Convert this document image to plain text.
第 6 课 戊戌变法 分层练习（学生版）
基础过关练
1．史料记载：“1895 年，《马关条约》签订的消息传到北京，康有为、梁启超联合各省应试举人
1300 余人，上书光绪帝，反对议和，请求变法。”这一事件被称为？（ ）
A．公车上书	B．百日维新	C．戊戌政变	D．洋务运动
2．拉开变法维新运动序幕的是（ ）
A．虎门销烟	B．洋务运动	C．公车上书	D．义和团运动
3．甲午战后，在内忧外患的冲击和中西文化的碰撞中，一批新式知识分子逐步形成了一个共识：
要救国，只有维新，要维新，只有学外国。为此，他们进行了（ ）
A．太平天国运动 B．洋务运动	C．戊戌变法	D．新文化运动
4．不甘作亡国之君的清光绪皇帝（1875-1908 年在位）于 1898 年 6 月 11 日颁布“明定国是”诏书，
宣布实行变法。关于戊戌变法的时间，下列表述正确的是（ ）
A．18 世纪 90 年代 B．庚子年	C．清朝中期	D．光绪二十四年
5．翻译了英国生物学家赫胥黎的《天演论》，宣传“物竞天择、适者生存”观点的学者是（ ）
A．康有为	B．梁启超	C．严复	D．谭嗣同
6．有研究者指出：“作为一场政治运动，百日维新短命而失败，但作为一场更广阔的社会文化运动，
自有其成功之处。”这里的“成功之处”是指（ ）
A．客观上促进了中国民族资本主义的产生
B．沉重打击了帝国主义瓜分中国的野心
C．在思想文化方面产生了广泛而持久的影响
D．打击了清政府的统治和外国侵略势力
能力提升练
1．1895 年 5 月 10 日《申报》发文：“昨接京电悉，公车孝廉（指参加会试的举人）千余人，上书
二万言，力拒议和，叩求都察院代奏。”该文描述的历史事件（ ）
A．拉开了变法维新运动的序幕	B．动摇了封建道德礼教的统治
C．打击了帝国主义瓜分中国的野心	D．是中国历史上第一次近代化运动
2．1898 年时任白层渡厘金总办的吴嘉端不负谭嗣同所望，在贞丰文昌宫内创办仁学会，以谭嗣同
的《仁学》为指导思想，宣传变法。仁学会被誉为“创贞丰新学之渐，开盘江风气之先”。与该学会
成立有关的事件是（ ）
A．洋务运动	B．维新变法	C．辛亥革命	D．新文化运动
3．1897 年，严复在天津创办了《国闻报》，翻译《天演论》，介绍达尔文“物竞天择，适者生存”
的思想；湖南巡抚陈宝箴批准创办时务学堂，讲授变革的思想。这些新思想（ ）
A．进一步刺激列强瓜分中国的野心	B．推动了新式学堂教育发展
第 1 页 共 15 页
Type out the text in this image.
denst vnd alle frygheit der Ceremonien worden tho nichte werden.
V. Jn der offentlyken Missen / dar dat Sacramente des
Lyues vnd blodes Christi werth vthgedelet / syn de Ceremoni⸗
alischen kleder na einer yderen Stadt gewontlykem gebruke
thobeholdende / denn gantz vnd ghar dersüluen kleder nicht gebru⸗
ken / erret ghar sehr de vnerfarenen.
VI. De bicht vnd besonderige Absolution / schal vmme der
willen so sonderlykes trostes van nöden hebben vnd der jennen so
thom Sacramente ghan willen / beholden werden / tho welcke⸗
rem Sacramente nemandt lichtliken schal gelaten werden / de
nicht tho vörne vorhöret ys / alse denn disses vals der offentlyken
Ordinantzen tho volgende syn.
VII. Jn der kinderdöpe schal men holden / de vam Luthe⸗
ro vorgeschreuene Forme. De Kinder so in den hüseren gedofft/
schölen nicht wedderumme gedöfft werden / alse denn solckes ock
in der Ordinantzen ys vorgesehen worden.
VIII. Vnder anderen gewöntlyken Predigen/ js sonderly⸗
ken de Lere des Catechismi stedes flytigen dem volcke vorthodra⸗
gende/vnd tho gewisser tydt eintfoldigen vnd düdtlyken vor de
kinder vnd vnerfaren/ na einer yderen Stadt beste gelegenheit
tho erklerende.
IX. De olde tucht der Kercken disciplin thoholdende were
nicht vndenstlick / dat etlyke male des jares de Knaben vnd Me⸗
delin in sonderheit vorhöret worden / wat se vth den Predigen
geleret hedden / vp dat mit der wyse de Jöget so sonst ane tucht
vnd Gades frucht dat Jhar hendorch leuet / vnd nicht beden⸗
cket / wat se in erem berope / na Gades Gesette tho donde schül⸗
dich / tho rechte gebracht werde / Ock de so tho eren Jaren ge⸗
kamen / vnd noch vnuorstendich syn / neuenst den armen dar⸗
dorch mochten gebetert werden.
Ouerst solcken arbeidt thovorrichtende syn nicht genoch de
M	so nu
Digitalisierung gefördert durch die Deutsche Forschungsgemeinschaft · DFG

#### EXERCISE DIRECTIONS:
Tally how many lines of the material contain the word "offentlyken". The answer must be the number and nothing else.

#### TASK RESULT:
2